** START OF Available records **
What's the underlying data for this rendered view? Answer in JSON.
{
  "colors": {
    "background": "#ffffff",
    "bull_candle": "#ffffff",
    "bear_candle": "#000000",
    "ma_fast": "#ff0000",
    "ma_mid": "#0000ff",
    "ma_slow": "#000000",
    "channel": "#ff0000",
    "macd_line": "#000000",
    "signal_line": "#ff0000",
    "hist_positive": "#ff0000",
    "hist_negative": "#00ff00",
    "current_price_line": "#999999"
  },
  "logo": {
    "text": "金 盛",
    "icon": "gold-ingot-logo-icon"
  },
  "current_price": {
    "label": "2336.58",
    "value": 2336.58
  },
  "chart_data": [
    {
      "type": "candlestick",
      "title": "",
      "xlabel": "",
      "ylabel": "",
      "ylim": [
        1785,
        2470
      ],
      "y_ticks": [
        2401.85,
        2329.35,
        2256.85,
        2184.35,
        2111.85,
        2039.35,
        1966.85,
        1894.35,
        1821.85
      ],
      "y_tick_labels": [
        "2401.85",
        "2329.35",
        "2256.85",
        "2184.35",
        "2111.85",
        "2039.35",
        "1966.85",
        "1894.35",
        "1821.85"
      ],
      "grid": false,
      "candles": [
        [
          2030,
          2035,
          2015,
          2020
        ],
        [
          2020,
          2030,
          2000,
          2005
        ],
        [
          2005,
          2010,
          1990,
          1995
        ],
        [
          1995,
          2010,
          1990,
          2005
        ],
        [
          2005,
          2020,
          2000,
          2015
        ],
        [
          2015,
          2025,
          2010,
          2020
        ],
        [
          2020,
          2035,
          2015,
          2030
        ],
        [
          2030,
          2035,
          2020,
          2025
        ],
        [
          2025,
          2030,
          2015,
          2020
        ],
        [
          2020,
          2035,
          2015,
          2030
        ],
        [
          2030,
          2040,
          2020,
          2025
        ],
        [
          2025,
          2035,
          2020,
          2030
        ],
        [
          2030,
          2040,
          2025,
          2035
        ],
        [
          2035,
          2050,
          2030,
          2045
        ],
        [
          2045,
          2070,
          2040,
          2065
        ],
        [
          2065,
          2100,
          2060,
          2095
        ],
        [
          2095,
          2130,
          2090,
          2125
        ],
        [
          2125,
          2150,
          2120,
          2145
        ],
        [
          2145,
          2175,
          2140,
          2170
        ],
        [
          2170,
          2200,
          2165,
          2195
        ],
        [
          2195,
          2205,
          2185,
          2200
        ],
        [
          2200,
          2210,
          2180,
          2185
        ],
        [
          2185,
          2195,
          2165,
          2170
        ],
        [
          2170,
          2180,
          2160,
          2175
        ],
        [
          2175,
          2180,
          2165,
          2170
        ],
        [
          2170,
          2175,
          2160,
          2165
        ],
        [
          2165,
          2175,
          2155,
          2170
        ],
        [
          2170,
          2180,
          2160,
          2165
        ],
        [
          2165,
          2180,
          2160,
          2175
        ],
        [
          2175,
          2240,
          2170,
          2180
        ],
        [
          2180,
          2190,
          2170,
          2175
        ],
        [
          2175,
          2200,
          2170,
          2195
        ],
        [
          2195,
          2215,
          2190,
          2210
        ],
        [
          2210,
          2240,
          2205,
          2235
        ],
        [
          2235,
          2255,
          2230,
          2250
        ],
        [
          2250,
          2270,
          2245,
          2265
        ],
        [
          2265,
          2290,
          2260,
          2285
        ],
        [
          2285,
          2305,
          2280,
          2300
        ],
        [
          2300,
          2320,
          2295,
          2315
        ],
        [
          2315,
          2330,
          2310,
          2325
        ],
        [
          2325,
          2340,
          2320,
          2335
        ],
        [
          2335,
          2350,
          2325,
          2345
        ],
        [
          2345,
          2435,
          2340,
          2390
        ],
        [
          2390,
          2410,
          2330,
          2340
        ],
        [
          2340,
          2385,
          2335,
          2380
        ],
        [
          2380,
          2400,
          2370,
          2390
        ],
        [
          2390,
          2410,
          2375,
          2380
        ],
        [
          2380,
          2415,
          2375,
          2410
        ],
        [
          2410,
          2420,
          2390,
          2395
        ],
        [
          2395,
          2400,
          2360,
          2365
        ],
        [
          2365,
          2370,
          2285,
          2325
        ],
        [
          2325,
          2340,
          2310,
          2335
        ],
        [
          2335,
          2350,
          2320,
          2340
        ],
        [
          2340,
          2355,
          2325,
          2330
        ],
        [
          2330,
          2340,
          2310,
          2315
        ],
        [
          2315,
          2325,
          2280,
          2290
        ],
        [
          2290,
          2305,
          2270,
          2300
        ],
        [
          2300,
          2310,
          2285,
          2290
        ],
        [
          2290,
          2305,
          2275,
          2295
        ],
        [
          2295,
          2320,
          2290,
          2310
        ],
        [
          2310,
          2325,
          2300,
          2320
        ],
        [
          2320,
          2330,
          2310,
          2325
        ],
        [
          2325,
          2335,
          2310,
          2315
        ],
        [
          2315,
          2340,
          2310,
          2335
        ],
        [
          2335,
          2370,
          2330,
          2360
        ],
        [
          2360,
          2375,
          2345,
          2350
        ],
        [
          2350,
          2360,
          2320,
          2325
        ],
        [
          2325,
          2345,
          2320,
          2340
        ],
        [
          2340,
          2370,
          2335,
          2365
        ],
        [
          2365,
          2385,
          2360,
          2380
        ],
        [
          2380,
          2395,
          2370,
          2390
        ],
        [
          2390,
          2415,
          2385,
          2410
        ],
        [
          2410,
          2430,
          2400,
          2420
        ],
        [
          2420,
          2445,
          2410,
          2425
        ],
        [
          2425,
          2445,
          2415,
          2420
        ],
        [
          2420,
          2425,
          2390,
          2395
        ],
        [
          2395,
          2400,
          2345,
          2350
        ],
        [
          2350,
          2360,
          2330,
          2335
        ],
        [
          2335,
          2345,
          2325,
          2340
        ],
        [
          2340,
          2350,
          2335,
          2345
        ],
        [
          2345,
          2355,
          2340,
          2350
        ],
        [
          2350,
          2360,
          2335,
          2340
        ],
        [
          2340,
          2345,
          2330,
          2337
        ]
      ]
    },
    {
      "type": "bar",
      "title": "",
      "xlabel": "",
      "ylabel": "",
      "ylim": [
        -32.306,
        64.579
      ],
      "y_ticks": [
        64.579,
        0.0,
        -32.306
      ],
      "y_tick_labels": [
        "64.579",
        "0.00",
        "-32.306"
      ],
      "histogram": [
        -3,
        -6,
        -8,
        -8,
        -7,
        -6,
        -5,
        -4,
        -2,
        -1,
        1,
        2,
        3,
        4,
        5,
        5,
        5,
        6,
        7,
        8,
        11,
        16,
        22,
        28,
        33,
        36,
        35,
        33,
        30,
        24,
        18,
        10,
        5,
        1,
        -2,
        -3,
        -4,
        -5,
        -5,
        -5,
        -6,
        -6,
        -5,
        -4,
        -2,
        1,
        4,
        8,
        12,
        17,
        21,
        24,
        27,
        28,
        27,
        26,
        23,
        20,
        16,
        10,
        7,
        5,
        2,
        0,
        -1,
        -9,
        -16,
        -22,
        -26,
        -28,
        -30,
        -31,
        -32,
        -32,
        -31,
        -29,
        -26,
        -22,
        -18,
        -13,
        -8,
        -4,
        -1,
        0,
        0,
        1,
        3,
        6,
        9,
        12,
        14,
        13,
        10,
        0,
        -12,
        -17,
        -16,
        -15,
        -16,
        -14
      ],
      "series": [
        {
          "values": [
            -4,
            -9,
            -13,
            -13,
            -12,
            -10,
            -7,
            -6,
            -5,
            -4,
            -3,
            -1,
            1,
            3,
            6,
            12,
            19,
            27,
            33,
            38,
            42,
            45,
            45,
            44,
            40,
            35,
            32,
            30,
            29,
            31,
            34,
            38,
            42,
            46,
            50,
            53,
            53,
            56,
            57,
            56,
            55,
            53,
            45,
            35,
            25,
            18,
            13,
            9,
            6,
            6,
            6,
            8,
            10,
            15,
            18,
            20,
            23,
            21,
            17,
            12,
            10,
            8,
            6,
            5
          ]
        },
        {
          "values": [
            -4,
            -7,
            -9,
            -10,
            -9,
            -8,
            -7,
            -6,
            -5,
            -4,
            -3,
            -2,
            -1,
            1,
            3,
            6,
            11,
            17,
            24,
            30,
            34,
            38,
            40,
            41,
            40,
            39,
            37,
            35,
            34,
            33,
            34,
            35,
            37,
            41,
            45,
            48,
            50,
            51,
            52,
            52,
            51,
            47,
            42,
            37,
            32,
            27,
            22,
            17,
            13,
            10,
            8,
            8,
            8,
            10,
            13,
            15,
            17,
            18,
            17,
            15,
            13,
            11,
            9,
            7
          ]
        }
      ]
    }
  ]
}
** END OF Available records **
# [Your objective]
Write out each line of the data that holds the string "ffffff".

# [Problem solution]
    "background": "#ffffff",
    "bull_candle": "#ffffff",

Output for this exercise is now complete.